• _Brief_
Using the listing beneath this task, count the lines with the word "Jerozolimy" and write only the result.

• _Records to use_

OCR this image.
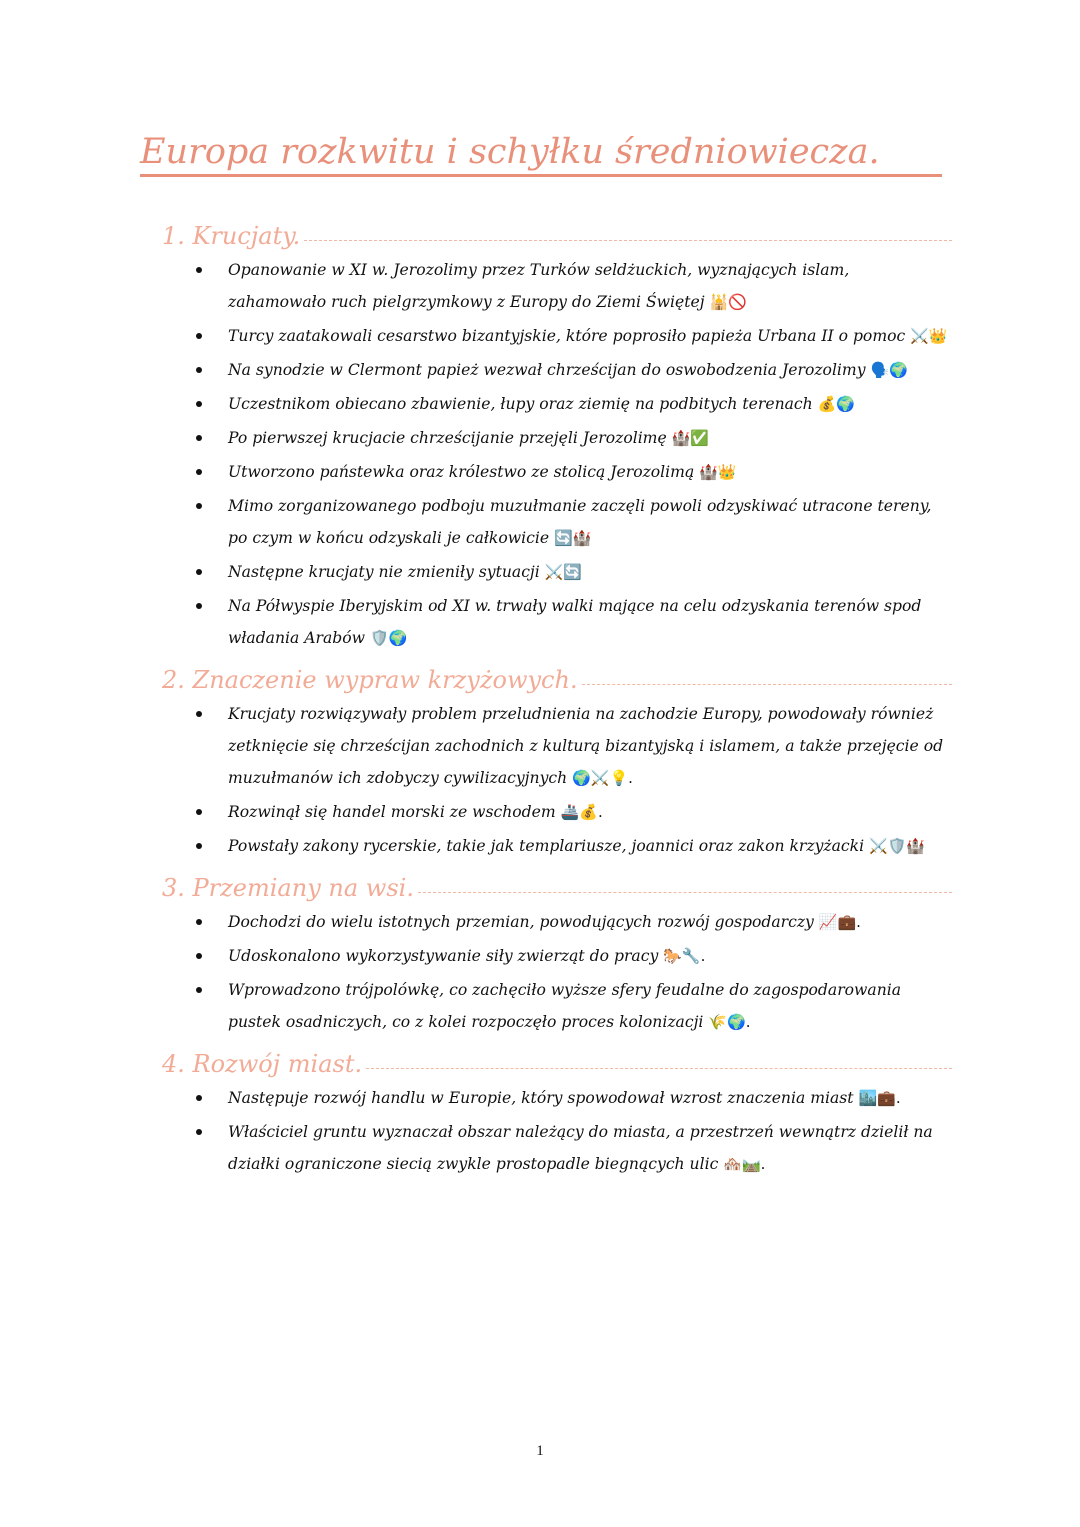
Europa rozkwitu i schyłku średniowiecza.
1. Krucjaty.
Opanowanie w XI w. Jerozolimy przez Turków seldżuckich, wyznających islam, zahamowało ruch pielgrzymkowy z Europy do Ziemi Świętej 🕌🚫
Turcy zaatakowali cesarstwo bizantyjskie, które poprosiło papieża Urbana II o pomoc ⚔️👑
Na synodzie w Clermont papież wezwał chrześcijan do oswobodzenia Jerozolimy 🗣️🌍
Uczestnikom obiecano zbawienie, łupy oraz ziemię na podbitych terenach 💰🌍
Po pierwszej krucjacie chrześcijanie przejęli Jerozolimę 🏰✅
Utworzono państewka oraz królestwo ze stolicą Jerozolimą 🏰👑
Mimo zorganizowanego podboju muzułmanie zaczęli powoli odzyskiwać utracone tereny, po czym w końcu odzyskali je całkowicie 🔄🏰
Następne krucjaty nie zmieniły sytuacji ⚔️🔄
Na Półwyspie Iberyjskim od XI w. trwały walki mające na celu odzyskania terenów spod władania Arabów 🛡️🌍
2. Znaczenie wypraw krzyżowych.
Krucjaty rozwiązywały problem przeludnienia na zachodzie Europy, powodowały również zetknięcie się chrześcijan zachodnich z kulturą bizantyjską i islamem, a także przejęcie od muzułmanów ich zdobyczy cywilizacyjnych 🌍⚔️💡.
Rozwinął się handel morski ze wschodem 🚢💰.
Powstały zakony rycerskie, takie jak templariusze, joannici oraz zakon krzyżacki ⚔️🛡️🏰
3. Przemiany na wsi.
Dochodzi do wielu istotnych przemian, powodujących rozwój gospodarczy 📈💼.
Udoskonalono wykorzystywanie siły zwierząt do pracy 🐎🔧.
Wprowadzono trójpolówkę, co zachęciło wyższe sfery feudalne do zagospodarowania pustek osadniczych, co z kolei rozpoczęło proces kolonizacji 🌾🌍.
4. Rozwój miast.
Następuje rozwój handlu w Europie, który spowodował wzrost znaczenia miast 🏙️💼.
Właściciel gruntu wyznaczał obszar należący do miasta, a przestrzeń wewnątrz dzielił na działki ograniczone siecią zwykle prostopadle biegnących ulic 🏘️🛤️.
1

---

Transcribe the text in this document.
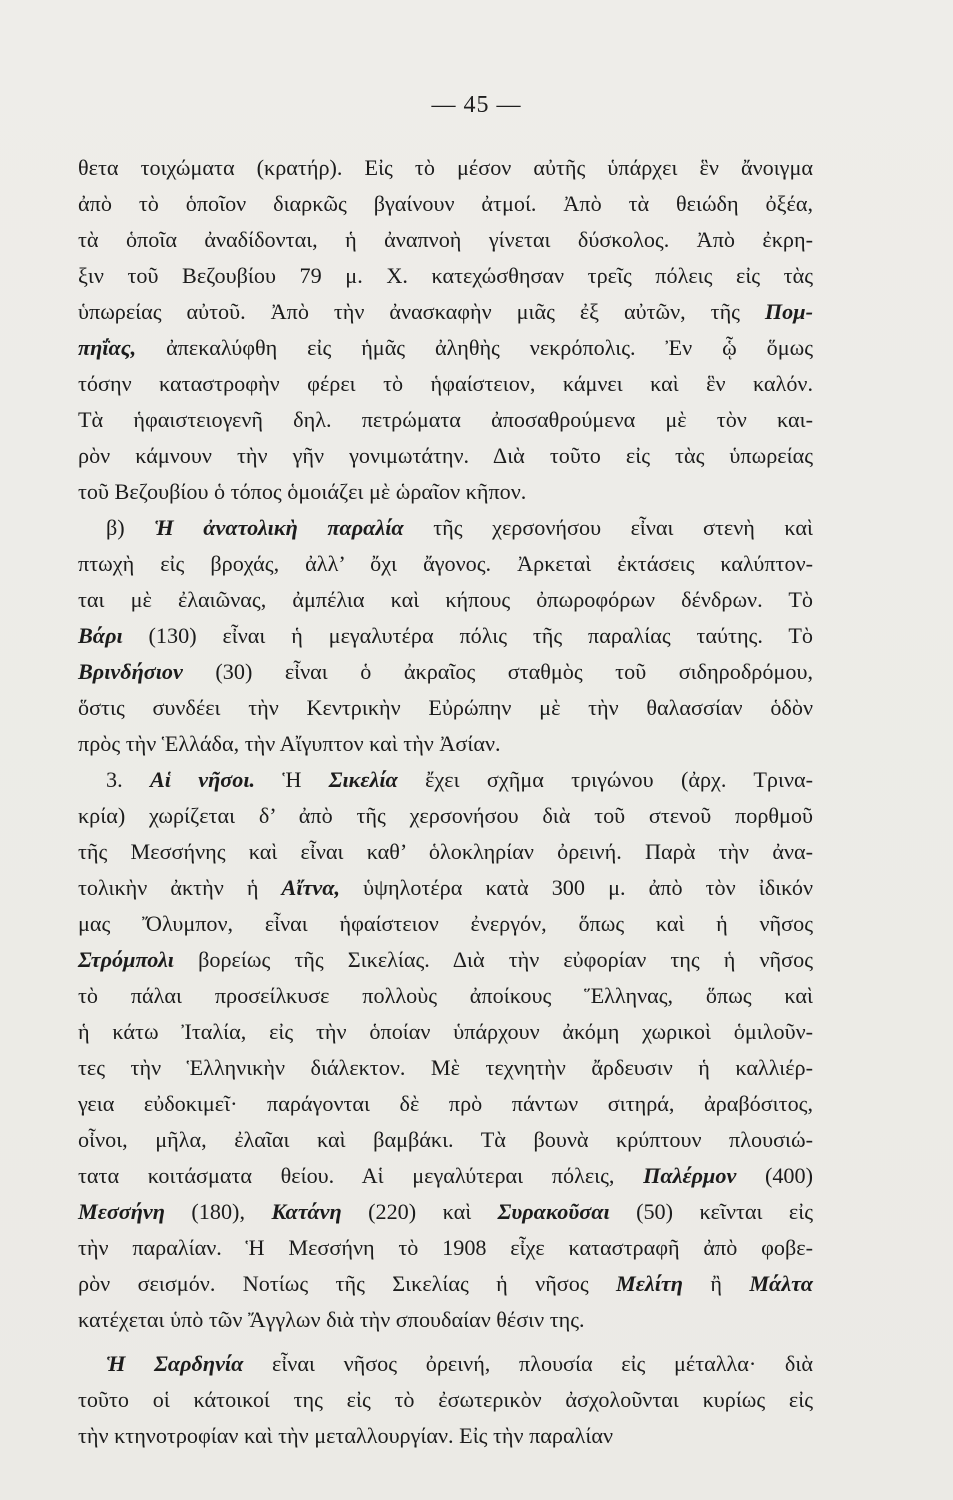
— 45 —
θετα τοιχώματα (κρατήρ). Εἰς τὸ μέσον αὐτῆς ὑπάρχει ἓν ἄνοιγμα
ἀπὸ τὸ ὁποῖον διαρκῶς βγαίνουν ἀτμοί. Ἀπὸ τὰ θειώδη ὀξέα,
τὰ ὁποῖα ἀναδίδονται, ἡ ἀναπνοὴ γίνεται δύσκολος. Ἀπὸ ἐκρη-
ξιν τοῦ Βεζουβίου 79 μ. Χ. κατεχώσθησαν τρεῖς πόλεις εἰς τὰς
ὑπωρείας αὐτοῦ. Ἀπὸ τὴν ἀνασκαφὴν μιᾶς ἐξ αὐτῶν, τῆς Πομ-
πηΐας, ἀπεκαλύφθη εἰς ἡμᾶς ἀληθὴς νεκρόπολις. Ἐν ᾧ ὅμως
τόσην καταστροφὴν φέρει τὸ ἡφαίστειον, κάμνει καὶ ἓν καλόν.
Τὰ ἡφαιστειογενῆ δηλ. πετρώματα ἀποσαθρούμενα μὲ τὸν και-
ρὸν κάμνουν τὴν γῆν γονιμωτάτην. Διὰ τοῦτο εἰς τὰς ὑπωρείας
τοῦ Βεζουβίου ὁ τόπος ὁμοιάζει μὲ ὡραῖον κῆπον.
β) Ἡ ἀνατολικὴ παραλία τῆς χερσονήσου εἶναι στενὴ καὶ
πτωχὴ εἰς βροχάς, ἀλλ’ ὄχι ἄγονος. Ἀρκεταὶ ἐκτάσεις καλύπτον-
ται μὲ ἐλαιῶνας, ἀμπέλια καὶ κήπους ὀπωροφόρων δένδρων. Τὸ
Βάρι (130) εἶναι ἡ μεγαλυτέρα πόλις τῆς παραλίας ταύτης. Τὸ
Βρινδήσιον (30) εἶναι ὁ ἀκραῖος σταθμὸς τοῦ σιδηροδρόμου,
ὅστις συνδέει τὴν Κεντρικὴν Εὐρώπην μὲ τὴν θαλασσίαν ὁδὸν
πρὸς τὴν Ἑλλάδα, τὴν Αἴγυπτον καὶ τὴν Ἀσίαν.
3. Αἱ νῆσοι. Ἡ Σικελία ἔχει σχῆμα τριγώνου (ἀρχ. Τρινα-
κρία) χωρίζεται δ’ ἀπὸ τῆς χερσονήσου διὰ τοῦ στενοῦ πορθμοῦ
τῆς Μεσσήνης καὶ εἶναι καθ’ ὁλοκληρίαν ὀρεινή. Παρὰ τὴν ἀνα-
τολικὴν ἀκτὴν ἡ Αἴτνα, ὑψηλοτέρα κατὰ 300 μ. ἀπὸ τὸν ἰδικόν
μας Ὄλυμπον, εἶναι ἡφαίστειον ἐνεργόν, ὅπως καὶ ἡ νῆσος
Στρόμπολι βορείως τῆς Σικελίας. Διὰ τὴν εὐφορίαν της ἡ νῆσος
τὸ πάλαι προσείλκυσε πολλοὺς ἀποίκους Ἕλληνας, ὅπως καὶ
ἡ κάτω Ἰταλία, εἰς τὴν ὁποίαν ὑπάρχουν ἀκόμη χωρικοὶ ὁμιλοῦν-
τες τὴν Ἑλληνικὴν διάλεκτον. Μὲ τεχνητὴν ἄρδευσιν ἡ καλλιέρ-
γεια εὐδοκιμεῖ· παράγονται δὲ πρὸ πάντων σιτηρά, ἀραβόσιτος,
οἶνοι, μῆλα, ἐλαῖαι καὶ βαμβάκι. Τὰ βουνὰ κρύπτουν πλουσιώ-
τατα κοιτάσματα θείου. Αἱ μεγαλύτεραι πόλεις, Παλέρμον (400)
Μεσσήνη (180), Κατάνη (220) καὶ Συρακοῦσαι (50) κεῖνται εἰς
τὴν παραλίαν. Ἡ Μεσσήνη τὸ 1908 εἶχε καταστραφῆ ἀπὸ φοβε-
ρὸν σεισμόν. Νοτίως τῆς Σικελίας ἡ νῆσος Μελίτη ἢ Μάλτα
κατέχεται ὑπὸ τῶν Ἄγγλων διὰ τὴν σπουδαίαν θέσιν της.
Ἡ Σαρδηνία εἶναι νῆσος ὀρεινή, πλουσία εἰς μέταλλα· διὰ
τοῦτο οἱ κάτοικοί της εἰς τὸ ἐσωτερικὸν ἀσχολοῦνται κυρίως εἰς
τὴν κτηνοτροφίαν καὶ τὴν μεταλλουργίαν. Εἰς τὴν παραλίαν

• _Solution to this exercise_
2